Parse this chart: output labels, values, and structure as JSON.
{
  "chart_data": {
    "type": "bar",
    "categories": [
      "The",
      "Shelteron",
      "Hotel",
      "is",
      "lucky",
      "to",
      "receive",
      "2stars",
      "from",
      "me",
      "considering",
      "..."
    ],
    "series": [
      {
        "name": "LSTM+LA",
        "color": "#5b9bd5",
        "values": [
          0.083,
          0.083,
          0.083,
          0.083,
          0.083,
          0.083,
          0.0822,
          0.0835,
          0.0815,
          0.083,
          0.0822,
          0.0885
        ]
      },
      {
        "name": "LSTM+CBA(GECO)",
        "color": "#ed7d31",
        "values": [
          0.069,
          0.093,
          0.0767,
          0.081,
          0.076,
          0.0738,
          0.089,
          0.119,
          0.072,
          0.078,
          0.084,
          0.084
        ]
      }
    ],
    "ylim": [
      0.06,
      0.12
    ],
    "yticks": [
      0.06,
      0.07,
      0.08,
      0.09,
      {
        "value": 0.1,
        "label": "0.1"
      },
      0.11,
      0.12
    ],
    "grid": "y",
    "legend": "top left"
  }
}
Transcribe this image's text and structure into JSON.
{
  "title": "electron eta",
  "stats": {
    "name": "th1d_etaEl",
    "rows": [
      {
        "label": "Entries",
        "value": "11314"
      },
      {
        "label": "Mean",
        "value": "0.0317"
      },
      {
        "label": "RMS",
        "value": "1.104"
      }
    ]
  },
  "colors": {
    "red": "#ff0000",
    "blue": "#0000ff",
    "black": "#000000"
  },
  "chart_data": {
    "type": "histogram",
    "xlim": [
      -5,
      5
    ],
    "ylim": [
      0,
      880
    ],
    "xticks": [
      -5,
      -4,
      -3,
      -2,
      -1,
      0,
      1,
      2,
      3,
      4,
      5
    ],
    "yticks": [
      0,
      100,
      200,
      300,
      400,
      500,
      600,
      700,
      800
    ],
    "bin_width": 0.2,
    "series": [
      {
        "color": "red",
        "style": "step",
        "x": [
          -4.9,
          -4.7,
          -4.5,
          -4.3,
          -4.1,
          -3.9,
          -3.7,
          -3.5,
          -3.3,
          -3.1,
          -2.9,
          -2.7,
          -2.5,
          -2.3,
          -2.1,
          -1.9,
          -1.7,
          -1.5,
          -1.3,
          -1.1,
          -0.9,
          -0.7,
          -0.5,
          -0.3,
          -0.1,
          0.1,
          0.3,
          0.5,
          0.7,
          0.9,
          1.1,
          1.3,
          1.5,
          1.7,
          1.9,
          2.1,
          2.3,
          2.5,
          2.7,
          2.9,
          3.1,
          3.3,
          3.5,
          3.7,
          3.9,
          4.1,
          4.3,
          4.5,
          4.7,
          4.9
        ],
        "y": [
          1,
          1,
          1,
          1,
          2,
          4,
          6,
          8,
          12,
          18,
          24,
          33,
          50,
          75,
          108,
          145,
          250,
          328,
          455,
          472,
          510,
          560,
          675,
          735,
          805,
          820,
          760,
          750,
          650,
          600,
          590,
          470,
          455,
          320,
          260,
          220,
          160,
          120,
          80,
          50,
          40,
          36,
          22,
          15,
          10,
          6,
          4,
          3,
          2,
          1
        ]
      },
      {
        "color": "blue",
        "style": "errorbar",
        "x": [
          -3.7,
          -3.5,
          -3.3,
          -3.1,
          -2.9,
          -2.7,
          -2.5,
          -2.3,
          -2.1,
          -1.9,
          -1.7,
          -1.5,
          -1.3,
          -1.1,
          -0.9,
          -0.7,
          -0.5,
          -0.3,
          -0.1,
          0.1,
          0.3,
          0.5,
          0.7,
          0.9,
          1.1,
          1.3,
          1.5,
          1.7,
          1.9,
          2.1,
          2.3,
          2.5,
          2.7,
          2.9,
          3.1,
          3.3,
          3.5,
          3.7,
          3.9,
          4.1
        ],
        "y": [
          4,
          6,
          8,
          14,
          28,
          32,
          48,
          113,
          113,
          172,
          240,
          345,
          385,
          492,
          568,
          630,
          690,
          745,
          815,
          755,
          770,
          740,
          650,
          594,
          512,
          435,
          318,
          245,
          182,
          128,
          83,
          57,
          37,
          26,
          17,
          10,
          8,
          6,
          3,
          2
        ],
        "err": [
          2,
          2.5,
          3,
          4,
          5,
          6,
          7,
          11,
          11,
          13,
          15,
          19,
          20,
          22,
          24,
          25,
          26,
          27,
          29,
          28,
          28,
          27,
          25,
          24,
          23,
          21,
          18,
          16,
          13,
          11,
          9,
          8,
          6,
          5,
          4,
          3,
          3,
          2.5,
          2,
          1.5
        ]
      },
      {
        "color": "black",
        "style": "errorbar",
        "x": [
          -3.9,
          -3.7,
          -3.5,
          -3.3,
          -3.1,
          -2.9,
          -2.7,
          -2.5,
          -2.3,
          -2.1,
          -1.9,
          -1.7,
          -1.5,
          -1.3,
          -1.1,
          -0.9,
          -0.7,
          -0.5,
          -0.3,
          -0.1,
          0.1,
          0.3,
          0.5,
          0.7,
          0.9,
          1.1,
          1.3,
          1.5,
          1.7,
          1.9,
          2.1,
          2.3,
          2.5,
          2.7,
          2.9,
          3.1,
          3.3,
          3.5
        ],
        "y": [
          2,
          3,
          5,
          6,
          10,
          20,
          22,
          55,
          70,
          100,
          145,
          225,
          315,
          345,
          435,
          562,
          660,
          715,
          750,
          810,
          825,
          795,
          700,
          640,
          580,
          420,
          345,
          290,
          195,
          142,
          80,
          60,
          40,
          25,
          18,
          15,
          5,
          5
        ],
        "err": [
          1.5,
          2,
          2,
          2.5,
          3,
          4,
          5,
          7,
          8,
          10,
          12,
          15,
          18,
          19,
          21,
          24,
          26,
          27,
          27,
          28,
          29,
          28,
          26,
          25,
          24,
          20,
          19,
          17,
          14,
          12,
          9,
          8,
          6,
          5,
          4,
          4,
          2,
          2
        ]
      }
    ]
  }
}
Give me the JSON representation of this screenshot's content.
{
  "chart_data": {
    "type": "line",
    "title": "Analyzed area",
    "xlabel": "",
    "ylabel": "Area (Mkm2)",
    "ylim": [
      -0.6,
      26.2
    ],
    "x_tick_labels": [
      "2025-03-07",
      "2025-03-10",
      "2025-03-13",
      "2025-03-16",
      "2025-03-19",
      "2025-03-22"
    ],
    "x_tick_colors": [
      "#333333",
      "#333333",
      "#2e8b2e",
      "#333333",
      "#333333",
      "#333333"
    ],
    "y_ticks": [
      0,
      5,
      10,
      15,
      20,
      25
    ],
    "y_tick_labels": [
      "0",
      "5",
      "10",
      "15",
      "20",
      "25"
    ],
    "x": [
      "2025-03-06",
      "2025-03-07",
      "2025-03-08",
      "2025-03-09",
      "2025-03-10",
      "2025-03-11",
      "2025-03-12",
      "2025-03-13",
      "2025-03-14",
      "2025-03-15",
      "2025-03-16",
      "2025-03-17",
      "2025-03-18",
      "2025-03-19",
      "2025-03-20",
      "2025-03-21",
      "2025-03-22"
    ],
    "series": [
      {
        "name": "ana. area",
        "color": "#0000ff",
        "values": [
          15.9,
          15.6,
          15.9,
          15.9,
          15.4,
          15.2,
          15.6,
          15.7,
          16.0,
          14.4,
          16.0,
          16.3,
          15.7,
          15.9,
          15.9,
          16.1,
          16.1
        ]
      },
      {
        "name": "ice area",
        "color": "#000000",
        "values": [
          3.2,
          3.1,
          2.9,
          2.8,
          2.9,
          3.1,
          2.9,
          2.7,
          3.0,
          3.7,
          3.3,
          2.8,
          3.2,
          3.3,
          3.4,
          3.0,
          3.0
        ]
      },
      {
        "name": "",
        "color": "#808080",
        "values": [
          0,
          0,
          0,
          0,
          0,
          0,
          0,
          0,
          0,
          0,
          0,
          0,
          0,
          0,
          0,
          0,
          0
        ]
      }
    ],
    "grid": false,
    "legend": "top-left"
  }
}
◇ ◇ ◇ ◇ ◇
* **GIVEN REQUEST**
Copy only this span: the line that contains "Give me the", the last line, and every line between them.

* **FINAL RESULT**
Give me the JSON representation of this screenshot's content.
{
  "chart_data": {
    "type": "line",
    "title": "Analyzed area",
    "xlabel": "",
    "ylabel": "Area (Mkm2)",
    "ylim": [
      -0.6,
      26.2
    ],
    "x_tick_labels": [
      "2025-03-07",
      "2025-03-10",
      "2025-03-13",
      "2025-03-16",
      "2025-03-19",
      "2025-03-22"
    ],
    "x_tick_colors": [
      "#333333",
      "#333333",
      "#2e8b2e",
      "#333333",
      "#333333",
      "#333333"
    ],
    "y_ticks": [
      0,
      5,
      10,
      15,
      20,
      25
    ],
    "y_tick_labels": [
      "0",
      "5",
      "10",
      "15",
      "20",
      "25"
    ],
    "x": [
      "2025-03-06",
      "2025-03-07",
      "2025-03-08",
      "2025-03-09",
      "2025-03-10",
      "2025-03-11",
      "2025-03-12",
      "2025-03-13",
      "2025-03-14",
      "2025-03-15",
      "2025-03-16",
      "2025-03-17",
      "2025-03-18",
      "2025-03-19",
      "2025-03-20",
      "2025-03-21",
      "2025-03-22"
    ],
    "series": [
      {
        "name": "ana. area",
        "color": "#0000ff",
        "values": [
          15.9,
          15.6,
          15.9,
          15.9,
          15.4,
          15.2,
          15.6,
          15.7,
          16.0,
          14.4,
          16.0,
          16.3,
          15.7,
          15.9,
          15.9,
          16.1,
          16.1
        ]
      },
      {
        "name": "ice area",
        "color": "#000000",
        "values": [
          3.2,
          3.1,
          2.9,
          2.8,
          2.9,
          3.1,
          2.9,
          2.7,
          3.0,
          3.7,
          3.3,
          2.8,
          3.2,
          3.3,
          3.4,
          3.0,
          3.0
        ]
      },
      {
        "name": "",
        "color": "#808080",
        "values": [
          0,
          0,
          0,
          0,
          0,
          0,
          0,
          0,
          0,
          0,
          0,
          0,
          0,
          0,
          0,
          0,
          0
        ]
      }
    ],
    "grid": false,
    "legend": "top-left"
  }
}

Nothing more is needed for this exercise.